_Activity list_:
1. In the alumni spotlight on A.J. Tablada, what year did he join Carrfour Supportive Housing?
2. List the in-house supportive services that the alumni spotlight on A.J. Tablada names for Carrfour residents.
3. Write the next part of the alumni spotlight on A.J. Tablada, picking up after its final sentence.

_Text provided_:

Alumni Spotlight: A.J. Tablada '15 is Developing Houses... and Positive Change

Author: Gene Stowe

Arturo TabladaArturo Tablada

Arturo “A.J.” Tablada, a Notre Dame science-business major who graduated from ESTEEM in 2015, has taken his entrepreneurial skills and passion for positive change to Carrfour Supportive Housing in Miami, fulfilling his childhood passion for real estate development while helping individuals overcome homelessness and poverty. He is a housing developer for the nonprofit whose multifamily units bring together a mix of residents, from individuals who are formerly homeless to those who can pay market rates, with in-house support consisting of life skills training, financial literacy, and mental health services, amongst other supportive services. 

“The unique part of our work is in our partnerships with nonprofits already working in the neighborhoods we develop in, housing them in our buildings’ community spaces,” says Tablada, who joined Carrfour in 2018. One 80-unit building he is developing includes a clubhouse and kitchen where a local agency, The Key Clubhouse, will train individuals with mental illness the skills to become chefs or waiters, for example, as well as offer a business services area for additional corporate training. 

Successful development of affordable housing requires navigating a host of regulations, governmental agencies, low-income housing tax credits, real estate land acquisitions, zoning, due diligence, budgeting, finance, and construction management – just like running a successful startup, Tablada says. He works with attorneys, real estate agents, government officials, architects, engineers, general contractors, lenders, equity partners, accountants and others. Like entrepreneurship, real estate development requires being able to wear multiple hats in multiple roles.

_Information shown_:
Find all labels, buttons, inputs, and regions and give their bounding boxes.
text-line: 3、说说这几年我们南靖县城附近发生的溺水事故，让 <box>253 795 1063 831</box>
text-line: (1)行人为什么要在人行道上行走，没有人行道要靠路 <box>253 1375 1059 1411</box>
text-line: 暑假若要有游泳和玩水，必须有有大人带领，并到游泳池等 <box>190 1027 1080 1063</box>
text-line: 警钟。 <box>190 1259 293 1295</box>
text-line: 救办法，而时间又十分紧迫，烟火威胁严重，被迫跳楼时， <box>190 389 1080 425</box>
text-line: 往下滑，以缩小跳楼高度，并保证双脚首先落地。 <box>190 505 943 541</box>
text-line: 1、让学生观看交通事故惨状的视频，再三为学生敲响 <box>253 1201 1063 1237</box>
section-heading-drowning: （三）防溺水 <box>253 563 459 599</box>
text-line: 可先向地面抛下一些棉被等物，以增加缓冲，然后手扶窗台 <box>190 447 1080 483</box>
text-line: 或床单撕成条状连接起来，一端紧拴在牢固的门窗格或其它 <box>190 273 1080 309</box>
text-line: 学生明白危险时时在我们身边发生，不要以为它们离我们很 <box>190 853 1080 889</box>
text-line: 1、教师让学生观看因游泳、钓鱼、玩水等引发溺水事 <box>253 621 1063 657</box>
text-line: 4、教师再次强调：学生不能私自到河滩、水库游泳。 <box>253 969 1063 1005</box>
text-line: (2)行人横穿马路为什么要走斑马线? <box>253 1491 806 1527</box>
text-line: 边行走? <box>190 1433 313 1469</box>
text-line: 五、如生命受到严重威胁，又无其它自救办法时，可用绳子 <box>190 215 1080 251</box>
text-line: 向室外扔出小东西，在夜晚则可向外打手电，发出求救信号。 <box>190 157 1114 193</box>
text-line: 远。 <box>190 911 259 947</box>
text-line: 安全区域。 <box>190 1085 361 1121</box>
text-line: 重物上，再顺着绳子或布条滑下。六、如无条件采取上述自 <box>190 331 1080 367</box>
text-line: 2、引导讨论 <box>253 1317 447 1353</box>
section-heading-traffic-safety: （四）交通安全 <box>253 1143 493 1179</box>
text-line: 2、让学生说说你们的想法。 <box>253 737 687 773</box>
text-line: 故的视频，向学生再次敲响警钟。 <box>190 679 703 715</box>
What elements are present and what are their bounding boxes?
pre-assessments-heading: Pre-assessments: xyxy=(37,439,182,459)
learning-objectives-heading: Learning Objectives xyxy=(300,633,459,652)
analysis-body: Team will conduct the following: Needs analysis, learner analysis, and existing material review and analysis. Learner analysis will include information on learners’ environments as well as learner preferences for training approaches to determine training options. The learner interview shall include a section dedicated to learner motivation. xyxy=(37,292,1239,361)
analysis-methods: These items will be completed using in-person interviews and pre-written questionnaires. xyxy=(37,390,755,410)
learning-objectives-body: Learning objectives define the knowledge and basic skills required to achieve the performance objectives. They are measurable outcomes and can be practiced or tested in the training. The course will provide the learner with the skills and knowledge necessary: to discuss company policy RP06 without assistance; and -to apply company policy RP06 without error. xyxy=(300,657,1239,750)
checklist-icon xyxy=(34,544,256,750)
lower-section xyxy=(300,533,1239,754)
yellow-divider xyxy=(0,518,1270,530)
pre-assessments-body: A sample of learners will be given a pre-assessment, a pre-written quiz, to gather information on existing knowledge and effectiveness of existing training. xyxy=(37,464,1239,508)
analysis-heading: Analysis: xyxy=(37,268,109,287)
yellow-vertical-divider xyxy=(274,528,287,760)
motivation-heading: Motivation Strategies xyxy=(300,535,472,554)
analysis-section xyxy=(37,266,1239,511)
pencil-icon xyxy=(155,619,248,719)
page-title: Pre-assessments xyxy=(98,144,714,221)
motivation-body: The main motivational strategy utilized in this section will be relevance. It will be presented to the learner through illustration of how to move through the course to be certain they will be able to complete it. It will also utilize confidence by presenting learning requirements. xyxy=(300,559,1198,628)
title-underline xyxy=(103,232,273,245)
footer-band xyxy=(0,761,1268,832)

_Written answers_:
1. 2018

2. Life skills training, financial literacy, and mental health services.

3.
“It takes several years and a big team of people to come together – 100 to 200 people,” he says, adding that some project budgets are upwards of $30 million. “I really treasure my experience with ESTEEM. It really taught me the values of entrepreneurship and, most importantly, the ways we can understand each other as human beings and have that emotional intelligence to connect with people of very different backgrounds.

“You have a vision. You create this vision before you ever secure financing. You close the deal, and slowly but surely, you make progress toward building that vision and community. Through this work, you can leave an imprint on your neighborhoods just as startups do for their end users.”

Carrfour, which has built more than 2,000 units in 25 years, is expanding across Florida from its Miami base. Tablada’s first project, an 18-unit rehabilitation, is completed, and two new developments that broke ground in 2019 will be completed this spring. 

“Development is entrepreneurship on a very large scale,” he says. “The more I dive deep into it, the more I see both lining up. It includes teambuilding and bringing people together for that common cause, even in the details of financial projections and spreadsheets of how you’re doing on your budget. Every deal has to survive on its own – just like every company. But even deeper than that, it's about the fundamental question of, what does this neighborhood, what does this user need or want, and how can we deliver it?”